* Data excerpts:
↓

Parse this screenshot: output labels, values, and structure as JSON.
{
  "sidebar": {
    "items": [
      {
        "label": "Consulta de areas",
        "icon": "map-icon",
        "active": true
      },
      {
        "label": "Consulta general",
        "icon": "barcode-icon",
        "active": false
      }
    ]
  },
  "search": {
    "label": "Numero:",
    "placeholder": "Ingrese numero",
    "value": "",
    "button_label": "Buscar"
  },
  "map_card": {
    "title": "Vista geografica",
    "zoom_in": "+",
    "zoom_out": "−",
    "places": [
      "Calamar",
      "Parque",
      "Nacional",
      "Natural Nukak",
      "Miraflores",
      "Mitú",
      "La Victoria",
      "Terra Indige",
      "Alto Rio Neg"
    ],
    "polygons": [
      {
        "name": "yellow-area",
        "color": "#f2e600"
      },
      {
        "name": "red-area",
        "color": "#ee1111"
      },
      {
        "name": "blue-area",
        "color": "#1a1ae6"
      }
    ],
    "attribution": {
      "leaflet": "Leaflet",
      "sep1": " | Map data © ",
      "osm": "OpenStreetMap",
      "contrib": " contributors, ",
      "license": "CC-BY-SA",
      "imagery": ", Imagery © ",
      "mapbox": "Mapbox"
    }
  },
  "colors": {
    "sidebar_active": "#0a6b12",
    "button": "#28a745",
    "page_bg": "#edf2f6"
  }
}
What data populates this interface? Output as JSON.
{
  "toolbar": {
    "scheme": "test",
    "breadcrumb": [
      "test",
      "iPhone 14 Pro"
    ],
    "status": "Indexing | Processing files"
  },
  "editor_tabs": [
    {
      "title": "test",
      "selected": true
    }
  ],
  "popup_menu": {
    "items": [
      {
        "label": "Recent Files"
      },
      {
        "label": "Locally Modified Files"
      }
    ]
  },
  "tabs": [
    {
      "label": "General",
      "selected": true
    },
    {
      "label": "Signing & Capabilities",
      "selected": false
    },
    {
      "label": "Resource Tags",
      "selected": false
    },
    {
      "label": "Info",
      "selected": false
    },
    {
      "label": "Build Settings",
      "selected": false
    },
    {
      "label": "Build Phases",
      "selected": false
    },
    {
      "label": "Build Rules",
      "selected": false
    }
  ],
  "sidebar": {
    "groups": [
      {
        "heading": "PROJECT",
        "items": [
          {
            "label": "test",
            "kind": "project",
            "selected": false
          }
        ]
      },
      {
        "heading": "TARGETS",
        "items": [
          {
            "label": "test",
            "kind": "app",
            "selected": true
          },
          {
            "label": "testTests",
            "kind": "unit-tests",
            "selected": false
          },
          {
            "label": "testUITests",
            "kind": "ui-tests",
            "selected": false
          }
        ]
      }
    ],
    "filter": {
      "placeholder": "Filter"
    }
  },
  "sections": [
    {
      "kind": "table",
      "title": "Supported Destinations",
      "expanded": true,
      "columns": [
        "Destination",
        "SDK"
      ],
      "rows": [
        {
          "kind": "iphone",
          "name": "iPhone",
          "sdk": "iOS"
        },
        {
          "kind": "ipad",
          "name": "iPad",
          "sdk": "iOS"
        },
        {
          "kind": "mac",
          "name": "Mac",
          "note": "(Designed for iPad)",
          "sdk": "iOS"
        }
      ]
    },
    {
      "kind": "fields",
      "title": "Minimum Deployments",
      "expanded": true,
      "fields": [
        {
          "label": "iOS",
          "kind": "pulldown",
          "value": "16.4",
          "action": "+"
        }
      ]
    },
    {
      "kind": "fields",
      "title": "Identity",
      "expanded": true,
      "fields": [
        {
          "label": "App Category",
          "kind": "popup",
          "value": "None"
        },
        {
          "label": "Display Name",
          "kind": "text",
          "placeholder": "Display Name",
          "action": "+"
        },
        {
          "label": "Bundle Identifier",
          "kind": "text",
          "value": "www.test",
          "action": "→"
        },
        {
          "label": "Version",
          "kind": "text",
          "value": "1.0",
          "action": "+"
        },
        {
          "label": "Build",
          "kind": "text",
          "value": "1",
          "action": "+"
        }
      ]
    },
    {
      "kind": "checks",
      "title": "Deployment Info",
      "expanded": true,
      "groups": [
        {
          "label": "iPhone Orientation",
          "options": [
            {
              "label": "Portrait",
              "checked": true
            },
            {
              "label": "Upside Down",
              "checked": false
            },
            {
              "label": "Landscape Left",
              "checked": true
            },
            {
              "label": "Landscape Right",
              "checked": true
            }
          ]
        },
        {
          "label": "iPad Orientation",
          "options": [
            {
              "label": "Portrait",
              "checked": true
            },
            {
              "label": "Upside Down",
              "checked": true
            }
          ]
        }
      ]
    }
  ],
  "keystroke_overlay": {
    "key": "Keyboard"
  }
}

↑

* Aim of the exercise: In the data above, count the lines where the word "Display" appears; reply with the number only.

* Final result: 2